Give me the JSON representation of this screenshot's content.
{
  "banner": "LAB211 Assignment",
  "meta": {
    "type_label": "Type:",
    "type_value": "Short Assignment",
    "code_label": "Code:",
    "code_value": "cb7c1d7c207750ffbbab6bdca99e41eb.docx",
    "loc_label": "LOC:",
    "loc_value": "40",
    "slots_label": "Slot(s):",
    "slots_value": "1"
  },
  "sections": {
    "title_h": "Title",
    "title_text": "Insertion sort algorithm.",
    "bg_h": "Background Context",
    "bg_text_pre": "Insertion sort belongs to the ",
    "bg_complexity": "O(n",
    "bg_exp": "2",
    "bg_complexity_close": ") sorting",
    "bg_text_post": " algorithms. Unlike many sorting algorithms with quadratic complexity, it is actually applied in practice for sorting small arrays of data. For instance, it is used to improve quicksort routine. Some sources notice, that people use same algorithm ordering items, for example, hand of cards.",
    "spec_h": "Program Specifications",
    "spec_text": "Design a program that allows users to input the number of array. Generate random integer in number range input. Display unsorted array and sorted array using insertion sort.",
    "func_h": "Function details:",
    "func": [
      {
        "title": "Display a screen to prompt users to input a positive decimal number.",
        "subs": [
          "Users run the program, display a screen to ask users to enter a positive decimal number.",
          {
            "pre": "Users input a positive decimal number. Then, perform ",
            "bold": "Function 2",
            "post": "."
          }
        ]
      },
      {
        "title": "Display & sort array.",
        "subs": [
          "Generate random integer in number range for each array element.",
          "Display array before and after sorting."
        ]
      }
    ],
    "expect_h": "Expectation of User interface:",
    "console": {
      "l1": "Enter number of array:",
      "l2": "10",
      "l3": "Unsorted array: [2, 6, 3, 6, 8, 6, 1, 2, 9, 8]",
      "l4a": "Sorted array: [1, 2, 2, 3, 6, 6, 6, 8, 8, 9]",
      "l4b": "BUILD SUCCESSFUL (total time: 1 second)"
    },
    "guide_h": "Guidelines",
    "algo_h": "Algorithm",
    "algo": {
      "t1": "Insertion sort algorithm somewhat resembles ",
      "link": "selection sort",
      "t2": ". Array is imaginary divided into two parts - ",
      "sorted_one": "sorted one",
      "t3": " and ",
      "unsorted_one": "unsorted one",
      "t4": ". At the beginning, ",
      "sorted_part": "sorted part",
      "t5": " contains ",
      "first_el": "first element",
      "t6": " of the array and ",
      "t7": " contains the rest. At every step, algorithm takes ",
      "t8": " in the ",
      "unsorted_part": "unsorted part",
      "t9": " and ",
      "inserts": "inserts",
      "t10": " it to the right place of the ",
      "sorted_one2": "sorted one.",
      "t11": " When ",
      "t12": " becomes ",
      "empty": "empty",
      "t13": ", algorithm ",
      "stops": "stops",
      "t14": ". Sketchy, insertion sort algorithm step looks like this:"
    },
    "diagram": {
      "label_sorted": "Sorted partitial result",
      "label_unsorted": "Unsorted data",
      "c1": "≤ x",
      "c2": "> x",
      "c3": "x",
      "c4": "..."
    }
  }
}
◇ ◇ ◇
Copy every line of the material, please, keeping it exactly the same.

§ Task response:
Give me the JSON representation of this screenshot's content.
{
  "banner": "LAB211 Assignment",
  "meta": {
    "type_label": "Type:",
    "type_value": "Short Assignment",
    "code_label": "Code:",
    "code_value": "cb7c1d7c207750ffbbab6bdca99e41eb.docx",
    "loc_label": "LOC:",
    "loc_value": "40",
    "slots_label": "Slot(s):",
    "slots_value": "1"
  },
  "sections": {
    "title_h": "Title",
    "title_text": "Insertion sort algorithm.",
    "bg_h": "Background Context",
    "bg_text_pre": "Insertion sort belongs to the ",
    "bg_complexity": "O(n",
    "bg_exp": "2",
    "bg_complexity_close": ") sorting",
    "bg_text_post": " algorithms. Unlike many sorting algorithms with quadratic complexity, it is actually applied in practice for sorting small arrays of data. For instance, it is used to improve quicksort routine. Some sources notice, that people use same algorithm ordering items, for example, hand of cards.",
    "spec_h": "Program Specifications",
    "spec_text": "Design a program that allows users to input the number of array. Generate random integer in number range input. Display unsorted array and sorted array using insertion sort.",
    "func_h": "Function details:",
    "func": [
      {
        "title": "Display a screen to prompt users to input a positive decimal number.",
        "subs": [
          "Users run the program, display a screen to ask users to enter a positive decimal number.",
          {
            "pre": "Users input a positive decimal number. Then, perform ",
            "bold": "Function 2",
            "post": "."
          }
        ]
      },
      {
        "title": "Display & sort array.",
        "subs": [
          "Generate random integer in number range for each array element.",
          "Display array before and after sorting."
        ]
      }
    ],
    "expect_h": "Expectation of User interface:",
    "console": {
      "l1": "Enter number of array:",
      "l2": "10",
      "l3": "Unsorted array: [2, 6, 3, 6, 8, 6, 1, 2, 9, 8]",
      "l4a": "Sorted array: [1, 2, 2, 3, 6, 6, 6, 8, 8, 9]",
      "l4b": "BUILD SUCCESSFUL (total time: 1 second)"
    },
    "guide_h": "Guidelines",
    "algo_h": "Algorithm",
    "algo": {
      "t1": "Insertion sort algorithm somewhat resembles ",
      "link": "selection sort",
      "t2": ". Array is imaginary divided into two parts - ",
      "sorted_one": "sorted one",
      "t3": " and ",
      "unsorted_one": "unsorted one",
      "t4": ". At the beginning, ",
      "sorted_part": "sorted part",
      "t5": " contains ",
      "first_el": "first element",
      "t6": " of the array and ",
      "t7": " contains the rest. At every step, algorithm takes ",
      "t8": " in the ",
      "unsorted_part": "unsorted part",
      "t9": " and ",
      "inserts": "inserts",
      "t10": " it to the right place of the ",
      "sorted_one2": "sorted one.",
      "t11": " When ",
      "t12": " becomes ",
      "empty": "empty",
      "t13": ", algorithm ",
      "stops": "stops",
      "t14": ". Sketchy, insertion sort algorithm step looks like this:"
    },
    "diagram": {
      "label_sorted": "Sorted partitial result",
      "label_unsorted": "Unsorted data",
      "c1": "≤ x",
      "c2": "> x",
      "c3": "x",
      "c4": "..."
    }
  }
}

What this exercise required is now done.